__Goal__
Below are some entries. Copy each line that holds the string "zpracování".

__Task input__
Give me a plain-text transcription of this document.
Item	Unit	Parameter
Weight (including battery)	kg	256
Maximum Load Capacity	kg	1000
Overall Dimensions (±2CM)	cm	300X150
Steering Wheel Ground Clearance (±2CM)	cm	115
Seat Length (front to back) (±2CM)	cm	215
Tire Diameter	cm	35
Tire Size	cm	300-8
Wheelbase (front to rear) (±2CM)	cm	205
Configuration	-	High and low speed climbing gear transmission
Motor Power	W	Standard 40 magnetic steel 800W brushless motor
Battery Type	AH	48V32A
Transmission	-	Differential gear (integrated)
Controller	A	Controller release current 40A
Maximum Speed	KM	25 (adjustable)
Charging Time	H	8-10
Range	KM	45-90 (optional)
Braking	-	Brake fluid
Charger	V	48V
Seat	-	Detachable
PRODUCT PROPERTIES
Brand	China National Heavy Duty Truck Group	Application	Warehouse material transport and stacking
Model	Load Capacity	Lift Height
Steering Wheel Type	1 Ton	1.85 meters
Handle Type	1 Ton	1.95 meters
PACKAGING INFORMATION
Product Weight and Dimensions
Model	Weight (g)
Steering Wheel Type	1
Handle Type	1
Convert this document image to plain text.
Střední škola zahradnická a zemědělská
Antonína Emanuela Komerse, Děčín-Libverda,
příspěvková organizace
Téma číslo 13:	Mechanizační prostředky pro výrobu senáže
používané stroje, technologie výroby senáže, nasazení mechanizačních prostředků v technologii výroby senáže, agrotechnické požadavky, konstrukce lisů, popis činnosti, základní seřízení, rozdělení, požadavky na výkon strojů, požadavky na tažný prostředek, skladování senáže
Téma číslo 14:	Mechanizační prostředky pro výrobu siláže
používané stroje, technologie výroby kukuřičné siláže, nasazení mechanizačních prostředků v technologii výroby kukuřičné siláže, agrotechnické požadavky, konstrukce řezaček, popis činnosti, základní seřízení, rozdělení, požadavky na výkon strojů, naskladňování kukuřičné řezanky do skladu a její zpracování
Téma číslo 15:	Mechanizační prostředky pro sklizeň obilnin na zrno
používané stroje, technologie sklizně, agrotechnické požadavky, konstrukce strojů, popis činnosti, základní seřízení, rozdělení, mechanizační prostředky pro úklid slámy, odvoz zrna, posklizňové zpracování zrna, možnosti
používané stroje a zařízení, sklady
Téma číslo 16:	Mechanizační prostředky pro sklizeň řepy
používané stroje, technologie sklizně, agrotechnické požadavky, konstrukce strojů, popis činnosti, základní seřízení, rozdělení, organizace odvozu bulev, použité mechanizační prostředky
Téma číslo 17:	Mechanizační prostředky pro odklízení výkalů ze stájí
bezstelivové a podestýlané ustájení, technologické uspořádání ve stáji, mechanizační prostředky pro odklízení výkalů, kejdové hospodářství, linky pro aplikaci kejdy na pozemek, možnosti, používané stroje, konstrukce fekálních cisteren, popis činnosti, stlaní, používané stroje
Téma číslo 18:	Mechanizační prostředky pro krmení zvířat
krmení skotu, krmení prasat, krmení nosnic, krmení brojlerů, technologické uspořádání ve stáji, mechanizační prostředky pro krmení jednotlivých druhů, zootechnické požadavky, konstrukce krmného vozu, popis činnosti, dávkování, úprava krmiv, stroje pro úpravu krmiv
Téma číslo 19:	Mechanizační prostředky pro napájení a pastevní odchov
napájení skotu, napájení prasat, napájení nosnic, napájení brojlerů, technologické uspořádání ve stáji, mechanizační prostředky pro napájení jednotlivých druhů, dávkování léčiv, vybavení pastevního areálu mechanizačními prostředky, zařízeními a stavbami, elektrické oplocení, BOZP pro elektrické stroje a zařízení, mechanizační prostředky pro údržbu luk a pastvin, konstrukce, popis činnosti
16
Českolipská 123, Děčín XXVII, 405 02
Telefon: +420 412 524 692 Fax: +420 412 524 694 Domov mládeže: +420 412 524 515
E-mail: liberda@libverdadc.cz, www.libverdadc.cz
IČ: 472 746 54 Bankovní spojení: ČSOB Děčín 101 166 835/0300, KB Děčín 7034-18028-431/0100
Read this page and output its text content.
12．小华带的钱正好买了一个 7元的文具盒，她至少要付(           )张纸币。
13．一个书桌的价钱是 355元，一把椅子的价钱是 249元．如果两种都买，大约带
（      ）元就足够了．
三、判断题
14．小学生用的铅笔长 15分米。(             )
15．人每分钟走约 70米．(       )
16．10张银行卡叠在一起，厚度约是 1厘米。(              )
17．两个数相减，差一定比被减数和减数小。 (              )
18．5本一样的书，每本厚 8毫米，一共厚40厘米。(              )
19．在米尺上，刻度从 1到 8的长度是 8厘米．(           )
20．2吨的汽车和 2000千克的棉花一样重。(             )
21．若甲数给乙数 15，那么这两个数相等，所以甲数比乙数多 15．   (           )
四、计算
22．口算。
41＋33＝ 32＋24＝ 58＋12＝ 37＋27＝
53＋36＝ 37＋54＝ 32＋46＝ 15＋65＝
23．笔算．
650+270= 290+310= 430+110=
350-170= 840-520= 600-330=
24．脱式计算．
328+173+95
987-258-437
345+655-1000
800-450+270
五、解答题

__The response__
používané stroje, technologie výroby kukuřičné siláže, nasazení mechanizačních prostředků v technologii výroby kukuřičné siláže, agrotechnické požadavky, konstrukce řezaček, popis činnosti, základní seřízení, rozdělení, požadavky na výkon strojů, naskladňování kukuřičné řezanky do skladu a její zpracování
používané stroje, technologie sklizně, agrotechnické požadavky, konstrukce strojů, popis činnosti, základní seřízení, rozdělení, mechanizační prostředky pro úklid slámy, odvoz zrna, posklizňové zpracování zrna, možnosti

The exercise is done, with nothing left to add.